**Short problem:**
Repeat each line word for word.

**Dataset records:**
┏━━

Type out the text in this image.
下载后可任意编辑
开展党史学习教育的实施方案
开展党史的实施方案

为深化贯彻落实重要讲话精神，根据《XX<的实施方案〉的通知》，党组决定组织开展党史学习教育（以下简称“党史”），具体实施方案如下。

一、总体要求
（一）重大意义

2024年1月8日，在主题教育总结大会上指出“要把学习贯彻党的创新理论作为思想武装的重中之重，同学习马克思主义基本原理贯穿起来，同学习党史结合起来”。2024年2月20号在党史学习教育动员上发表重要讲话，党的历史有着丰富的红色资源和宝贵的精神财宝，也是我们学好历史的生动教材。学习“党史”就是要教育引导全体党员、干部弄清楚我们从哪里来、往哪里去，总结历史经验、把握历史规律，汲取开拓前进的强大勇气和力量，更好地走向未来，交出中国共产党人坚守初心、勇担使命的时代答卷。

┗━━

**Task solution:**
Type out the text in this image.
下载后可任意编辑
开展党史学习教育的实施方案
开展党史的实施方案

为深化贯彻落实重要讲话精神，根据《XX<的实施方案〉的通知》，党组决定组织开展党史学习教育（以下简称“党史”），具体实施方案如下。

一、总体要求
（一）重大意义

2024年1月8日，在主题教育总结大会上指出“要把学习贯彻党的创新理论作为思想武装的重中之重，同学习马克思主义基本原理贯穿起来，同学习党史结合起来”。2024年2月20号在党史学习教育动员上发表重要讲话，党的历史有着丰富的红色资源和宝贵的精神财宝，也是我们学好历史的生动教材。学习“党史”就是要教育引导全体党员、干部弄清楚我们从哪里来、往哪里去，总结历史经验、把握历史规律，汲取开拓前进的强大勇气和力量，更好地走向未来，交出中国共产党人坚守初心、勇担使命的时代答卷。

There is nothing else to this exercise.